Que lugar tem em nossa Eucaristia essa morte que se transforma em vida? Que presença tem, por exemplo, a brutal mortalidade infantil do terceiro mundo? Ou o não-à-vida do mundo que se crê civilizado? Como é que vivemos em nossa própria cruz, doentes no corpo ou na alma, com algum mal que nos devora pouco a pouco, muitas vezes por nossa culpa?

É interessante observarmos que um Deus que morre e ressuscita nunca foi novidade para quase nenhum povo. O exemplo mais conhecido é o de Osiris, no Egito, mas até as tribos indígenas e africanas sabem que o problema é vencer o mal. E as culturas sempre apresentaram o mal sob formas muito variadas, que poderíamos resumir numa só figura: o dragão. Um heroi tinha que degolar o dragão. Mas os dragões refaziam suas cabeças degoladas ou reapareciam vivos, nem que fosse depois de mil anos.

Esse é o valor original da Cruz. Jesus Cristo também encontrou o dragão da maldade. Mas não o degolou. Deixou que ele o matasse. E venceu a morte, o dragão e a maldade. Para sempre. Os mártires e os santos sempre entenderam isso. Neste mundo há milhões de homens e de mulheres suficientemente simples e ilógicos para entender isso. Francisco até se transformou num crucificado, com chagas e tudo.

CONCLUSÃO

Ser cristão é ser dilacerado entre contradições. É preciso ter consciência disso e assumí-lo com generosidade, sem negativismo, porque a Cruz é vida.

O cristão é luz que as trevas não aceitam, é amor que não é amado, é bandeira de paz em um mundo de guerra.

Mas também traz a contradição dentro de si mesmo. Fala de uma fraternidade que ainda não conseguiu viver, quer uma santidade que não possui, anuncia a boa nova e não deixa de contribuir para manter um mundo iníquo. Ostenta a cruz e a torna ridícula. Mas tem que vivê-la.

PRÁTICAS

Tente identificar os principais conflitos da vida que você está vivendo. Procure representá-los nos braços atravessados de uma cruz. Veja que vida pode tirar disso.

Tente fazer uma lista das cruzes que são vividas pelos grupos humanos a que você pertence. Veja quanto você já as assumiu. Quanto pode assumir ainda.

Quais são as cruzes da vida ao seu redor que você levou mais vezes para confrontar com o Cristo que você encontra na Eucaristia. Quais têm sido os resultados desses encontros?

### Itens listados

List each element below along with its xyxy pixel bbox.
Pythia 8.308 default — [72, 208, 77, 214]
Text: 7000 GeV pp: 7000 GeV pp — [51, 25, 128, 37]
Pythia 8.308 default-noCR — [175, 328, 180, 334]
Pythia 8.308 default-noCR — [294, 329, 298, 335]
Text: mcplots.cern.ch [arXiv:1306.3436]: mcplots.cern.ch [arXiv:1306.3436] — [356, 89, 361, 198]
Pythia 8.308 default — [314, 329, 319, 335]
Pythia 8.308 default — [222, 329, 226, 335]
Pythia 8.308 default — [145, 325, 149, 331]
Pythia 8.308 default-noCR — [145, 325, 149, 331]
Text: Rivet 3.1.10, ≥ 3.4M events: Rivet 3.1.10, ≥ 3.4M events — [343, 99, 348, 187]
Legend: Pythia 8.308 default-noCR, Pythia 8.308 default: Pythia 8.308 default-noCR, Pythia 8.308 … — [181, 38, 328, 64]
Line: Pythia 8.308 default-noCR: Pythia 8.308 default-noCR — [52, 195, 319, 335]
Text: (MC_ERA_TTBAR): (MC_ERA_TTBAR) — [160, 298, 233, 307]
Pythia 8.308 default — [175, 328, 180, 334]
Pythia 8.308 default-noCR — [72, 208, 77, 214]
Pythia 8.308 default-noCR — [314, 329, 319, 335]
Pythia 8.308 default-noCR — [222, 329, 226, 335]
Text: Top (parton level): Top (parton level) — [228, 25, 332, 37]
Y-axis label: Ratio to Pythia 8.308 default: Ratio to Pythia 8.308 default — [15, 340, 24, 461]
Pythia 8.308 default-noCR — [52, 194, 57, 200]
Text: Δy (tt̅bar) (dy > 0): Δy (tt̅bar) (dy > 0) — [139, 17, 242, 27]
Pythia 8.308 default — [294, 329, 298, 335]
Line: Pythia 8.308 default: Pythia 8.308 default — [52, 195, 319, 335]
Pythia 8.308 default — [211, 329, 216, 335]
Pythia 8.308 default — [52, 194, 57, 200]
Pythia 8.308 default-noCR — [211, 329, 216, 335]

### Trabalho proposto
1 - Reescreva de forma mais breve o parágrafo do texto sobre a Cruz que começa com "É interessante observarmos que um Deus", mantendo os fatos principais.
2 - Responda às perguntas abaixo com base no texto sobre a Cruz.
(a) Qual é o exemplo mais conhecido de um Deus que morre e ressuscita?
(b) Em vez de degolar o dragão da maldade, o que Jesus Cristo fez?
(c) Na seção "PRÁTICAS", onde se pede que os principais conflitos da vida sejam representados?
3 - Escreva a continuação do texto sobre a Cruz a partir do ponto em que ele termina.
Os itens não precisam ser consultados.

### Exercícios resolvidos
1 - Quase nenhum povo desconhecia a ideia de um Deus que morre e ressuscita. O exemplo mais conhecido é Osiris, no Egito, e até tribos indígenas e africanas sabem que o desafio é vencer o mal. As culturas representaram o mal de muitas formas, que cabem numa só figura: o dragão. Um herói devia degolá-lo, mas o dragão refazia as cabeças ou voltava vivo, mesmo depois de mil anos.

2 -
(a) Osiris, no Egito.
(b) Deixou que o dragão o matasse.
(c) Nos braços atravessados de uma cruz.

3 -
ORAÇÃO

Hoje eu quero vos agradecer, Senhor, pelo Cristo que nasceu em Belém. Pobre e despojado, como os humanos não gostam de ser, ele já nos estava ensinando a assumir a nossa cruz: a luta de querermos possuir e de ser vazios.

Quero agradecer por toda a nossa situação de conflito que ele assumiu em toda a sua vida, desde a escolha de um fim de mundo a da família de um operário para nascer. Quero agradecer todos aqueles nossos acontecimentos quotidianos que ele usou para nos mostrar que o Reino de Deus estava nas nossas mãos, dentro de nós, e nós o procurávamos lá fora.

Quero agradecer porque ele assumiu ser sinal de contradição. Porque foi amigo a ponto de dar a própria vida.

Eu estou muito feliz porque, graças à cruz do vosso Cristo, eu posso viver em plenitude.

Mas eu hoje também venho pedir coragem. Não tenho mais cara para olhar o Cristo da cruz e continuar cuidando só de mim mesmo. Já não consigo aceitar mais que o Cristo entrou tão profundamente dentro de mim para me dar vida e eu tenho me dado tão pouco para que todos tenham vida.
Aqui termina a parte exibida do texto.